** Start of RECORDS FOR THIS TASK **

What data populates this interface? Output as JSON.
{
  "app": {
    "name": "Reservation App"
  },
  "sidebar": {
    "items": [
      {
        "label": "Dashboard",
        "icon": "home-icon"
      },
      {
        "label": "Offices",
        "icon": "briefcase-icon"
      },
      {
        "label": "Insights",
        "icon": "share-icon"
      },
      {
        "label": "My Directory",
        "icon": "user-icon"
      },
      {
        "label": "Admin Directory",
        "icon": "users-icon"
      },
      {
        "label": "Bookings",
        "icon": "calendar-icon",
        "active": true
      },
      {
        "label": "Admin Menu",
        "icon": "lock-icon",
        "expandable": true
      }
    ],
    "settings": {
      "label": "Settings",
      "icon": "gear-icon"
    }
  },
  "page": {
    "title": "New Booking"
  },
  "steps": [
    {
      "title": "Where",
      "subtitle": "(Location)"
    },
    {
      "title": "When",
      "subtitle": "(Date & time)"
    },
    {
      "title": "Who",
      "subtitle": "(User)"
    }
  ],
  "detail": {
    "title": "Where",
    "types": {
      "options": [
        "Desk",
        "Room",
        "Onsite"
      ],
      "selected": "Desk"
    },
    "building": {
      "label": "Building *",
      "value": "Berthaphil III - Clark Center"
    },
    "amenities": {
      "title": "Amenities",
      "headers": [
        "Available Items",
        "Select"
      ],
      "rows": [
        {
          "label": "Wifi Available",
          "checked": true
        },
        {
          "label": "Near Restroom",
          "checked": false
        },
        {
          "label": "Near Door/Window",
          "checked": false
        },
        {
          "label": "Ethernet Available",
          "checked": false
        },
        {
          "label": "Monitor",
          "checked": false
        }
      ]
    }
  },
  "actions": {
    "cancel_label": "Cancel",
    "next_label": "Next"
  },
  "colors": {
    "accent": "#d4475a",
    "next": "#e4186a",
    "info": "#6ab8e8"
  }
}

** End of RECORDS FOR THIS TASK **

How many of the lines above contain the string "Available"? Give the number only.

SOLUTION: 3